§ **DOCUMENT PASSAGE**:

⟨

Selective alteration of erythrocyte deformabiliby by SH-reagents: evidence for an involvement of spectrin in membrane shear elasticity.

In order to elucidate the molecular basis of membrane shear elasticity, the effect of membrane protein modification by SH-reaents on the deformability of human erythrocytes was studied. Deformability was quuantified by measuring the elongation of erythrocytes subjected to viscometric flow in a transparent cone plate viscometer. Impermeable SH-reagents proved to have no mechanical effect. Many, but not all, permeable SH-reagents markedly decreased the elongation. Among these, bifunctional SH-reagents (e.g. diamide, tetrathionate and N, N' -p-phenylenedimaleimide) able to cross-link membrane SH-groups were more effective than monofunctional SH-reagents (e.g. N-ethylmaleimide and ethacrynic acid). The bifunctional SH-reagents produced a 50% decrease of elongation after modification of less than 5% of the membrane SH-groups. In contrast, for a comparable effect, more than 20% of the SH-groups had to be modified by the monofunctional reagents. The effect of SH-oxidizing agents was fully reversible after treatment with disulfide-reducing agents. All bifunctional SH-reagents induced a dimerization of a small fraction of spectrin. Anaalysis of the distribution of the diamide-induced disulfide bonds among the various membrane protein fractions showed that this agent preferentially acts on the spectrin polypeptides. The results provide direct experimental evidence that the native arrangement of spectrin is essential for the shear resistance of the erythrocyte membrane and that introduction of small numbers of intermolecular cross-links as well as modification within the molecule lead to a rapid loss of this function.

⟩

§ **YOUR TASKS**:
• 1. In the abstract on red blood cell deformability, what fraction of the membrane SH-groups did the bifunctional reagents need to modify to cut elongation by 50%?
• 2. Name every SH-reagent that the abstract on red blood cell deformability gives as an example.

§ **EXTRACTED DATA**:
⟨

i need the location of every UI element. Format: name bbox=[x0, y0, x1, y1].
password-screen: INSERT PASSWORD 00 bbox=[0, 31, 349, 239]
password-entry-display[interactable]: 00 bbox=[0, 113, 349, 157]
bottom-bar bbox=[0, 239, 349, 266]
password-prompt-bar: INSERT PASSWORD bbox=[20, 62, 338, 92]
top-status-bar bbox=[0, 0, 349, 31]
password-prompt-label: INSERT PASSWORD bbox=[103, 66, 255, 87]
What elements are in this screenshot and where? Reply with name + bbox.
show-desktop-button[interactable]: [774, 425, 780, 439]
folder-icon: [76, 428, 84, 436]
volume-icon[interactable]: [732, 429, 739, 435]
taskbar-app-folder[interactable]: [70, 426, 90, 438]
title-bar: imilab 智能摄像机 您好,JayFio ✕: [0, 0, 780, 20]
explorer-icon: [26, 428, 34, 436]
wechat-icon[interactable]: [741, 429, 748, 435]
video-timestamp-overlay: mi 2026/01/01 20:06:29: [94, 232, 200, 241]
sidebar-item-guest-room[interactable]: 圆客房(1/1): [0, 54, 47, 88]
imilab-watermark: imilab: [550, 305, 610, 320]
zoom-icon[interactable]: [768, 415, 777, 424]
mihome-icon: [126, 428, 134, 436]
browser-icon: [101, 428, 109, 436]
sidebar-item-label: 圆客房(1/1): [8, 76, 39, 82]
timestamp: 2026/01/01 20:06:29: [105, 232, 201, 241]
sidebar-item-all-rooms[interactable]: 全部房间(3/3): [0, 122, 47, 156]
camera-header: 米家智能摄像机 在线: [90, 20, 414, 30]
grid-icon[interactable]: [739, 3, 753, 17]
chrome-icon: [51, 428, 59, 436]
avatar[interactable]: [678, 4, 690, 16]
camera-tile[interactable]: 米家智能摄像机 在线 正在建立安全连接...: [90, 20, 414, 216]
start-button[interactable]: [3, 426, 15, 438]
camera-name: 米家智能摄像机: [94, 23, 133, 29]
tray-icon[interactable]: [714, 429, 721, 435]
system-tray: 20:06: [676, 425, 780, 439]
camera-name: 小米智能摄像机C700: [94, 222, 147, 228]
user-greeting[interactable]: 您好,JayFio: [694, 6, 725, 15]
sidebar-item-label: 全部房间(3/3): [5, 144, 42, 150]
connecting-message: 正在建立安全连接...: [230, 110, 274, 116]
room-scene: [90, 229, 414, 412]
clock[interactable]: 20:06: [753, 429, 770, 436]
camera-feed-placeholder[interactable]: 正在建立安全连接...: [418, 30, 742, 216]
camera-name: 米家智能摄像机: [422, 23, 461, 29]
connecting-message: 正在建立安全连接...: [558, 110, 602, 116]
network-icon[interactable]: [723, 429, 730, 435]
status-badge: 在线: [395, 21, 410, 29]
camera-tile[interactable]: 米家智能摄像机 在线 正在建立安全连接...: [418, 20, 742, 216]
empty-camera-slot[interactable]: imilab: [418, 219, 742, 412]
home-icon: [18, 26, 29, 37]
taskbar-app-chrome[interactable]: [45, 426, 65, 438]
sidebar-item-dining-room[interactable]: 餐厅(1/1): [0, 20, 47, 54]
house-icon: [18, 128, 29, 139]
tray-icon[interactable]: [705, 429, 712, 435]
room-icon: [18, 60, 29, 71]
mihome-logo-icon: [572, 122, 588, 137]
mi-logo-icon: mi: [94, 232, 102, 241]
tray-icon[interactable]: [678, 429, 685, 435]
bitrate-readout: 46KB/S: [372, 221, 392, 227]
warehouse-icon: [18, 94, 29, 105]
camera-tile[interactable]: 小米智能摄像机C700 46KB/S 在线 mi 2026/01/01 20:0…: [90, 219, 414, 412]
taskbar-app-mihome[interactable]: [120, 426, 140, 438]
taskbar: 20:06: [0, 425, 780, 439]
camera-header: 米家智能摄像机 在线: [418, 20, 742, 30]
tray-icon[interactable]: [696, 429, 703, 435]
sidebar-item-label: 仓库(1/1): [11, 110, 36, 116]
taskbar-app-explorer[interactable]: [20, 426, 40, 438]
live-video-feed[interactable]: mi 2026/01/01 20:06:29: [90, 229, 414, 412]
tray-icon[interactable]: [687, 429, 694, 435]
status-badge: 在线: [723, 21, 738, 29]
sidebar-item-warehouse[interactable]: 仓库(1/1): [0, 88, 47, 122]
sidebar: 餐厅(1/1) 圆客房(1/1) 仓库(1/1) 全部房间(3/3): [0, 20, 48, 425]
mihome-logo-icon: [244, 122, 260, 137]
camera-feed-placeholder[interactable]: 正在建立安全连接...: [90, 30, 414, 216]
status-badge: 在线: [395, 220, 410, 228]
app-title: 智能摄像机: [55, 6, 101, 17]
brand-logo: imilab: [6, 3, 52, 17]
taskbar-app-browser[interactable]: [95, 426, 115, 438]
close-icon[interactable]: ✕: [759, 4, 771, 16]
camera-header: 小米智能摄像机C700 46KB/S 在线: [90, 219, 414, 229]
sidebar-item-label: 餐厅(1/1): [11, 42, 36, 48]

⟩

§ **EXERCISE RESPONSES**:
• 1. Less than 5% of the membrane SH-groups.

• 2.
- diamide
- tetrathionate
- N, N' -p-phenylenedimaleimide
- N-ethylmaleimide
- ethacrynic acid